[WORK INSTRUCTIONS]
Determine the number of lines holding the word "each"; answer with that number only.

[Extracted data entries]
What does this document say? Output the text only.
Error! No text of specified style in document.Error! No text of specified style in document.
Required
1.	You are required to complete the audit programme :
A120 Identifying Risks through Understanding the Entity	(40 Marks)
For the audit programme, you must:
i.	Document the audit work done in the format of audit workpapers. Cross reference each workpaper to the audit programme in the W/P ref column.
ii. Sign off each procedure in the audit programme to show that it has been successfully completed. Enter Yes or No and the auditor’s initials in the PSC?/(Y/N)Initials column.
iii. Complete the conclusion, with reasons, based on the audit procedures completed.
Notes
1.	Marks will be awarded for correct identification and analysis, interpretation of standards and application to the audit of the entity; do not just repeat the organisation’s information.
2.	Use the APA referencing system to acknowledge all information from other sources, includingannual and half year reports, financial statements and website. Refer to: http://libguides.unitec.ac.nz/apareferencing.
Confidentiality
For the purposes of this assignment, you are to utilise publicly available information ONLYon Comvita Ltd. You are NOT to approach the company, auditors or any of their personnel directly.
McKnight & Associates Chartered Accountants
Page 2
--
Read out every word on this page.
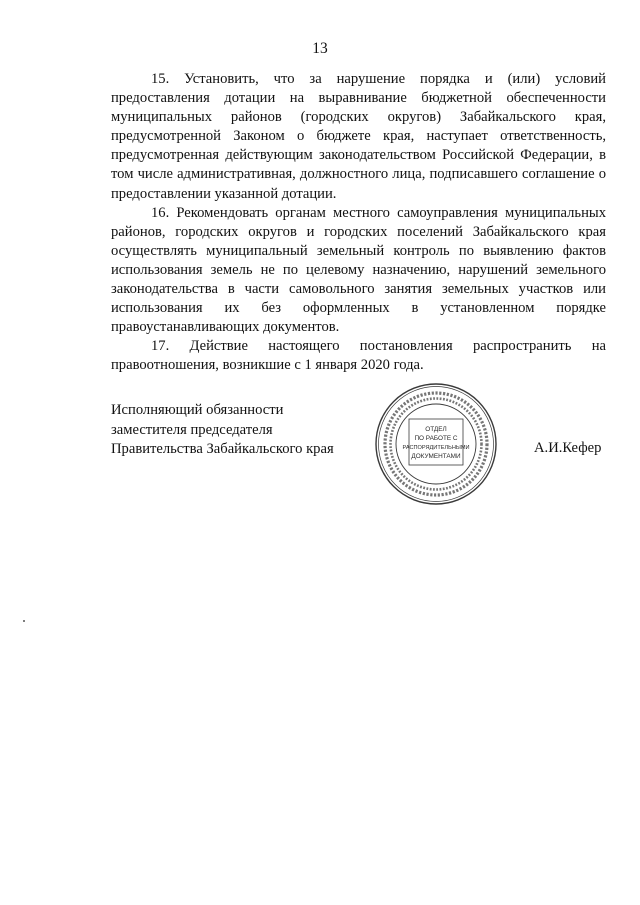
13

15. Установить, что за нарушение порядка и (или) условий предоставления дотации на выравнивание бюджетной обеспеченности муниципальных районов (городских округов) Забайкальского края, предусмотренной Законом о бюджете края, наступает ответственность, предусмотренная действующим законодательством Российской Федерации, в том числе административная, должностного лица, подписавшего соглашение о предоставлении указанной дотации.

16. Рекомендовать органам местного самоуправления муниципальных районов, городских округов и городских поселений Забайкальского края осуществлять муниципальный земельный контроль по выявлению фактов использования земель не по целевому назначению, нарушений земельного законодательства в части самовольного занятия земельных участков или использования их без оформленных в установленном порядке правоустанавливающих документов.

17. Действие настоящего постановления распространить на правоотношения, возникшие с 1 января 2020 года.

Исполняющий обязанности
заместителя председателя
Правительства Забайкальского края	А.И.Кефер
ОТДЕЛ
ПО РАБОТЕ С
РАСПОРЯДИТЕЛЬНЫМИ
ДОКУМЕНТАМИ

[ANSWER BELOW]
2